DATA ENTRIES:
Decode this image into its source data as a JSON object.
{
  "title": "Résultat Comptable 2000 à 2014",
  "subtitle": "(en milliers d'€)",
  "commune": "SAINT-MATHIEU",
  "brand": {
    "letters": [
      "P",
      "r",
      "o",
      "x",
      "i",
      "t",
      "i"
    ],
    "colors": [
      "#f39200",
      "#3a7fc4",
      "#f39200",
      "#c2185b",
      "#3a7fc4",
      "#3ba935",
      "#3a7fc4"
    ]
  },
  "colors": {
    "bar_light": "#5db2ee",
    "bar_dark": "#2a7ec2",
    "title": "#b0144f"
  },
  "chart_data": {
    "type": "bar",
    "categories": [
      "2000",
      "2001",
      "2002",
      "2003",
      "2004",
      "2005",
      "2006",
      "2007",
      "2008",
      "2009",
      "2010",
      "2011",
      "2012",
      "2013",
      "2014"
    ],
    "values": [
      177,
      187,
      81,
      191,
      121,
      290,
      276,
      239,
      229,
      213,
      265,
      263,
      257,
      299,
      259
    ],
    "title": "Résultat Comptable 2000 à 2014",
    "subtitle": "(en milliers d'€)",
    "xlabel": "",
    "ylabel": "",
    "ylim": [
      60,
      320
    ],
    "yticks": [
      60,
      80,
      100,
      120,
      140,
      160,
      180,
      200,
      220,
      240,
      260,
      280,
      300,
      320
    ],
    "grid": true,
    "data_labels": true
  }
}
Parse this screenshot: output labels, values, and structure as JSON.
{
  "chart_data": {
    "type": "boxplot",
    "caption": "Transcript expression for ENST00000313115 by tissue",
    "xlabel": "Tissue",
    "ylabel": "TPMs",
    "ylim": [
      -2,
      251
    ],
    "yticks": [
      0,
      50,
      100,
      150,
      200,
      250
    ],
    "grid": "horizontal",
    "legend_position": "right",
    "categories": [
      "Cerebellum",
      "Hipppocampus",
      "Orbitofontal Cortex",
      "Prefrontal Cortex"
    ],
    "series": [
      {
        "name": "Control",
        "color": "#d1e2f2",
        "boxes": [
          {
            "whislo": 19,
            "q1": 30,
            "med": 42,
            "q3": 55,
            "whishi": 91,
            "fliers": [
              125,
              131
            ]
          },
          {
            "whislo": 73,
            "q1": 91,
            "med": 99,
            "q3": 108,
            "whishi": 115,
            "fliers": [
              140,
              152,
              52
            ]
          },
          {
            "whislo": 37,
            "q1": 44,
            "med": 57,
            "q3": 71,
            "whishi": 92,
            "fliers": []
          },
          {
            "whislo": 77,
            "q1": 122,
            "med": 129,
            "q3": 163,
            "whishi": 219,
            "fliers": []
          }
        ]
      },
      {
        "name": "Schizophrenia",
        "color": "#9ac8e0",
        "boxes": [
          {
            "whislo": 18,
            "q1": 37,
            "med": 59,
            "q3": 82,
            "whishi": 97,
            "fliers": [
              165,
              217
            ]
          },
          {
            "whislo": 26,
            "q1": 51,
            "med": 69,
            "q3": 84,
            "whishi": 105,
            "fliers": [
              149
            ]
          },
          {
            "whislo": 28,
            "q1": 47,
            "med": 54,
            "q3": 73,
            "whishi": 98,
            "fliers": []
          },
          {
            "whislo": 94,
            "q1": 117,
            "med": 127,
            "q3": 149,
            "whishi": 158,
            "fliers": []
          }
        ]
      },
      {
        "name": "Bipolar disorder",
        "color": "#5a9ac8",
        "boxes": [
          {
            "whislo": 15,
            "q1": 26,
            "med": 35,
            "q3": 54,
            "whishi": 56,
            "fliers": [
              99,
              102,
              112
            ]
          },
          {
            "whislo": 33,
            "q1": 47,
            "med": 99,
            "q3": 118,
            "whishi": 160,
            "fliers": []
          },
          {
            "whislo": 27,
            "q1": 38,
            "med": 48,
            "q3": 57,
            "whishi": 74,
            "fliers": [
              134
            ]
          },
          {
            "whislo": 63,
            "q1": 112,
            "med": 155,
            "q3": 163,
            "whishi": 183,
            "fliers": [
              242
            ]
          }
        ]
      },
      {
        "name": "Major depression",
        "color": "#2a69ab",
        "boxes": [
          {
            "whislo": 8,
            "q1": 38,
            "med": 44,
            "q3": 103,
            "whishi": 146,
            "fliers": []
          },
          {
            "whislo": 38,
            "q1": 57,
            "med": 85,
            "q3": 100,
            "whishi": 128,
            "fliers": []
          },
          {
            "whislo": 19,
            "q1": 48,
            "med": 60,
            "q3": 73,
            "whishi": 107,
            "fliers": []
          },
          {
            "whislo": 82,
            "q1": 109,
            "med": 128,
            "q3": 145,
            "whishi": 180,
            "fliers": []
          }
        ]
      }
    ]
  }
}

* * *

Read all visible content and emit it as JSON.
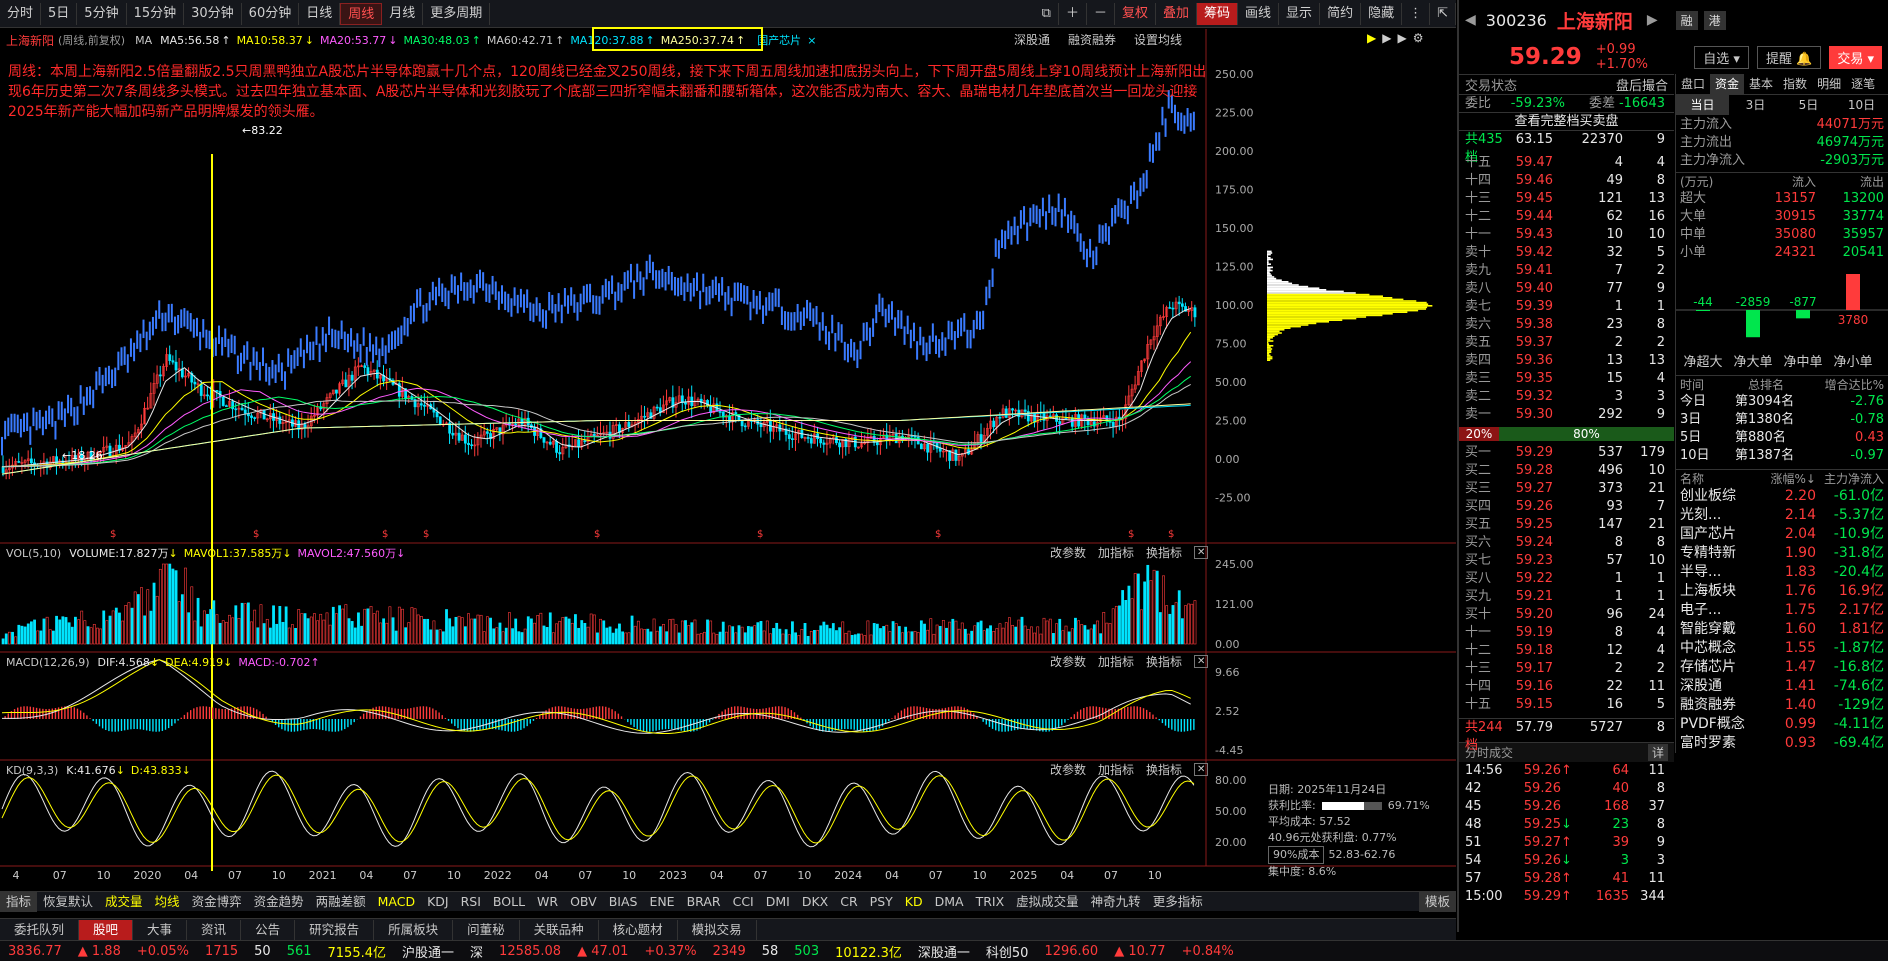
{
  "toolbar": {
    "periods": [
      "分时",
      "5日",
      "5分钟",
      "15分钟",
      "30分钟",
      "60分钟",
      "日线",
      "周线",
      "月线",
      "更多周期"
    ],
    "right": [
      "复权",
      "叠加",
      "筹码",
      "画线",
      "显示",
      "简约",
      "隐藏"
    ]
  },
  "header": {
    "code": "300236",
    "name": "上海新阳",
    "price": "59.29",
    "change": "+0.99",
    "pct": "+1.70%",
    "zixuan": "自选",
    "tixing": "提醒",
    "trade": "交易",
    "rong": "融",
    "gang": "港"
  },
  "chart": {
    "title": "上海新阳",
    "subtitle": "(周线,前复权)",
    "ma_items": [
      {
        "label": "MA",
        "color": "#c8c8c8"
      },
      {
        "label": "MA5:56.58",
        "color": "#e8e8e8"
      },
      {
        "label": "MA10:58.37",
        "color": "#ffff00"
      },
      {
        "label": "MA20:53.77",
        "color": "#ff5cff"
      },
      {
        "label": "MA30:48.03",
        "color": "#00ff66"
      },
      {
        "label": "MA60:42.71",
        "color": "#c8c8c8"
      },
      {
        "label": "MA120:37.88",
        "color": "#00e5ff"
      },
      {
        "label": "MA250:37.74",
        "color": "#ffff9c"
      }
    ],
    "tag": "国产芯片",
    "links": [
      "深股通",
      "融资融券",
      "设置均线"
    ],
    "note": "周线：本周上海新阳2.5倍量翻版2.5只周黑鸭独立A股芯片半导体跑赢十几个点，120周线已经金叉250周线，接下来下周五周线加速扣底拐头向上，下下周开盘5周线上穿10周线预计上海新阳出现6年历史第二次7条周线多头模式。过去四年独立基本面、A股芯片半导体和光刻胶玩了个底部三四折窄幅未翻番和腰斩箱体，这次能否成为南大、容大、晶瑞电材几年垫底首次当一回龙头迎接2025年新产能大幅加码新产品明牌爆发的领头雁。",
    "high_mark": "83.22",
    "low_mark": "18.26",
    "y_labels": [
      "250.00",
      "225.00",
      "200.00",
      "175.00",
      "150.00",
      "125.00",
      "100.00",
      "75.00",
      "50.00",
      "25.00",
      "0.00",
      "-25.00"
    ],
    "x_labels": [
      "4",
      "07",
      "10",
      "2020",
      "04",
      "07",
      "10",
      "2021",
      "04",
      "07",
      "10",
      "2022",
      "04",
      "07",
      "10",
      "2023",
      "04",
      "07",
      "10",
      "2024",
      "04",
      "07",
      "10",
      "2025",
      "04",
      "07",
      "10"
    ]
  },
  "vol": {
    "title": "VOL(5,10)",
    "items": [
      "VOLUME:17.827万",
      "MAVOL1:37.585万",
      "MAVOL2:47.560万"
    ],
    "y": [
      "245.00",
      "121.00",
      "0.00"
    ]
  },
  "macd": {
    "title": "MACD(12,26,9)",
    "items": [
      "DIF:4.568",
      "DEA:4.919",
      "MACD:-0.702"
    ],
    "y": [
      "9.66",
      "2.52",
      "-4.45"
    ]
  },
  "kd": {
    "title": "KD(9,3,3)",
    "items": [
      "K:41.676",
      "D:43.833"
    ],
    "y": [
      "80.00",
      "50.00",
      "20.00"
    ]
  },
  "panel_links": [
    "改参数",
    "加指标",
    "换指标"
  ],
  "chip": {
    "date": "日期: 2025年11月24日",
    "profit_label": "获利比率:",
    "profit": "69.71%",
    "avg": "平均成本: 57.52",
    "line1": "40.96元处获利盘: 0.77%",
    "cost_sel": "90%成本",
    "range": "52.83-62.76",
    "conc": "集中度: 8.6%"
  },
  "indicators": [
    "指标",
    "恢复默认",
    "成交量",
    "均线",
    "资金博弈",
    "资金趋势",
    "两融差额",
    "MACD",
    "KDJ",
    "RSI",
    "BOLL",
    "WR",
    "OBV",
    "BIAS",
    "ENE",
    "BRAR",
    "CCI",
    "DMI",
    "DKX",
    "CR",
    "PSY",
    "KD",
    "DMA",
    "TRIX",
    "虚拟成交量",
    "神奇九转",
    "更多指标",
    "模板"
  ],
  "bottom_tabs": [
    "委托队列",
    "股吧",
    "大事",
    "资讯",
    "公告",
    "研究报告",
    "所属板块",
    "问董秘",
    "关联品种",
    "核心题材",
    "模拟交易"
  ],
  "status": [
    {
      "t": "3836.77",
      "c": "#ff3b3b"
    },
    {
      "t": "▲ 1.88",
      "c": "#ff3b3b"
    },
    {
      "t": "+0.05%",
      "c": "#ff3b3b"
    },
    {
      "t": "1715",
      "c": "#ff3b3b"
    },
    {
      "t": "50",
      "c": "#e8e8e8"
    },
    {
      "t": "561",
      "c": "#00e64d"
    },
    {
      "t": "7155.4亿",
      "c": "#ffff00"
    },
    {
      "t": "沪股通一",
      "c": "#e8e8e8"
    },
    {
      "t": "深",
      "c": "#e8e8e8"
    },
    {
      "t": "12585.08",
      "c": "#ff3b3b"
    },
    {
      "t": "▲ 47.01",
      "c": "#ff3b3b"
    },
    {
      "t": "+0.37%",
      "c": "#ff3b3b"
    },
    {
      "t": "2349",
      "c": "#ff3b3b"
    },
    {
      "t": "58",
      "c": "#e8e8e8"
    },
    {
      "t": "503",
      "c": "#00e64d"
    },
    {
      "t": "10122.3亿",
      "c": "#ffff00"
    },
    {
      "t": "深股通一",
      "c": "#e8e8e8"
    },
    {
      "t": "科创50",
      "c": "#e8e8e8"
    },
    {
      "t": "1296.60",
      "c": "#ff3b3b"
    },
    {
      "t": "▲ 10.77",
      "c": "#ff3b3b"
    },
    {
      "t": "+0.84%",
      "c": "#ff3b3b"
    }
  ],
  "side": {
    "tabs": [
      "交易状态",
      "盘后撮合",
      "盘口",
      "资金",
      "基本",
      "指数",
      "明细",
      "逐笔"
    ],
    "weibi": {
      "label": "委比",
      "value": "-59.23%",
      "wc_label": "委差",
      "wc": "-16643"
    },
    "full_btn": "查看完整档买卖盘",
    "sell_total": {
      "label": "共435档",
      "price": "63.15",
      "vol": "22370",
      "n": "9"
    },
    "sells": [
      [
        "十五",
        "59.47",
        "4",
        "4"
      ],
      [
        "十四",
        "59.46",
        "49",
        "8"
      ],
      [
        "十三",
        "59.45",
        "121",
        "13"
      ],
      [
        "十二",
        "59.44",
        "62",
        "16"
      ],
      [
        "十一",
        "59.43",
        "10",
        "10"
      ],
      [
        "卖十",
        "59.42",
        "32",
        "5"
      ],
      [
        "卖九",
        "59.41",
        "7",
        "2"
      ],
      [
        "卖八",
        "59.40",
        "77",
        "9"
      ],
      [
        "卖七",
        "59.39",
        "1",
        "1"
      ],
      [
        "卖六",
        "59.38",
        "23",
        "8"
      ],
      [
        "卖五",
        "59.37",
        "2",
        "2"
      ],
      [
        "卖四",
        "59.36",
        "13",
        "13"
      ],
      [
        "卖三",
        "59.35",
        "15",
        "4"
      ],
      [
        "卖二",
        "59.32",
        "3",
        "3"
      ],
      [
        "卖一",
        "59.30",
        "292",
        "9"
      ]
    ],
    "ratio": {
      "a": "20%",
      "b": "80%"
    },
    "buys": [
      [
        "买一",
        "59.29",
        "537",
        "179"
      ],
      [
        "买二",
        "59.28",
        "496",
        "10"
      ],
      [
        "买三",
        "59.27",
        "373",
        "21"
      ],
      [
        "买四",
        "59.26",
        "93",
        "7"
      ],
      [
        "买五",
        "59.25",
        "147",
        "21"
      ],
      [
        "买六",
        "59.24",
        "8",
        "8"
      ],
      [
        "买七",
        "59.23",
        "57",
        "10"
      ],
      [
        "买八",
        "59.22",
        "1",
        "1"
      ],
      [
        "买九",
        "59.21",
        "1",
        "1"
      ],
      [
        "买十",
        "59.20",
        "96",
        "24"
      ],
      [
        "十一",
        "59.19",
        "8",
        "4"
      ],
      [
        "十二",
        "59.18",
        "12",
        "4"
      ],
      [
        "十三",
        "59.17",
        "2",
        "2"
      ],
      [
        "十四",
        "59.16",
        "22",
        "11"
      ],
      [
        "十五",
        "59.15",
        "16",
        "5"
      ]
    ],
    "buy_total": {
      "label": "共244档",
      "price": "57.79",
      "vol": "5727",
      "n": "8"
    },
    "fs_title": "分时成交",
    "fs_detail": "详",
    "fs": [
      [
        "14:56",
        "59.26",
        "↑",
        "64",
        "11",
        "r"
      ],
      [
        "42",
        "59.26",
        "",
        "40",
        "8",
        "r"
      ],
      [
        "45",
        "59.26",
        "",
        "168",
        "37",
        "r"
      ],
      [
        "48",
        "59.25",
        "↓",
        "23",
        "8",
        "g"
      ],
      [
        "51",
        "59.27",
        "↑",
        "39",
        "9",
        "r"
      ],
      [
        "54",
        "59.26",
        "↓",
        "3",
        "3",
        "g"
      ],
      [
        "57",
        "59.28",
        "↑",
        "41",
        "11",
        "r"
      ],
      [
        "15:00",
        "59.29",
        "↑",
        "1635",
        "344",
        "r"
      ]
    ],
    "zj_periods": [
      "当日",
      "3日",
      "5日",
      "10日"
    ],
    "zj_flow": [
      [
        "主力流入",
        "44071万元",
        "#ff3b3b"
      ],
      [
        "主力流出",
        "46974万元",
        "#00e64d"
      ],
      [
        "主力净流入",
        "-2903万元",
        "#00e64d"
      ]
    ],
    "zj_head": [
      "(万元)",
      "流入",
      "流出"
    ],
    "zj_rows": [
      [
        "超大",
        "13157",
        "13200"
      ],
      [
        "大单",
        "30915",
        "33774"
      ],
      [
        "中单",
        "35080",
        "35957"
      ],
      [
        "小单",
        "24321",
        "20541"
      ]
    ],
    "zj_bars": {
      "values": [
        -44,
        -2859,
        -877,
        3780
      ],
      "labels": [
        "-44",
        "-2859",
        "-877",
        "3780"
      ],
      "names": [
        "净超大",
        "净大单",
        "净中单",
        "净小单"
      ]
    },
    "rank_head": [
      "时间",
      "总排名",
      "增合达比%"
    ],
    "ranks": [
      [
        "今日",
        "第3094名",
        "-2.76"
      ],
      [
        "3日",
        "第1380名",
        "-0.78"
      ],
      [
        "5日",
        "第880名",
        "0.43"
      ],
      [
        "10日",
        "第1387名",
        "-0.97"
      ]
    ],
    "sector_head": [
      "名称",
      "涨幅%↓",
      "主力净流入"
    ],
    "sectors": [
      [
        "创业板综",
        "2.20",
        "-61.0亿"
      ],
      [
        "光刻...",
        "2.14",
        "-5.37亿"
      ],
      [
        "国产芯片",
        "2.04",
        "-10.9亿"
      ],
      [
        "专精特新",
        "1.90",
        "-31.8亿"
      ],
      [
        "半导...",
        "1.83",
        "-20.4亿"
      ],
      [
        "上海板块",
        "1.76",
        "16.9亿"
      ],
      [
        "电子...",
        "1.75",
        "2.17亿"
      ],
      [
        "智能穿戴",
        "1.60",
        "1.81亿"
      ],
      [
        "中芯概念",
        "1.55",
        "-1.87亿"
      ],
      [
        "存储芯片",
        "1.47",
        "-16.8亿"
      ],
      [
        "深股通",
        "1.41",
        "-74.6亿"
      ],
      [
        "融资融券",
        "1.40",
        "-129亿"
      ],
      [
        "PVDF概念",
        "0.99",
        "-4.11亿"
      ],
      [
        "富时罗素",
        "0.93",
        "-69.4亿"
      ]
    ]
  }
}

YOUR TASK: Find every line holding the word "Comptable"; give their count and nothing else.

THE RESPONSE: 2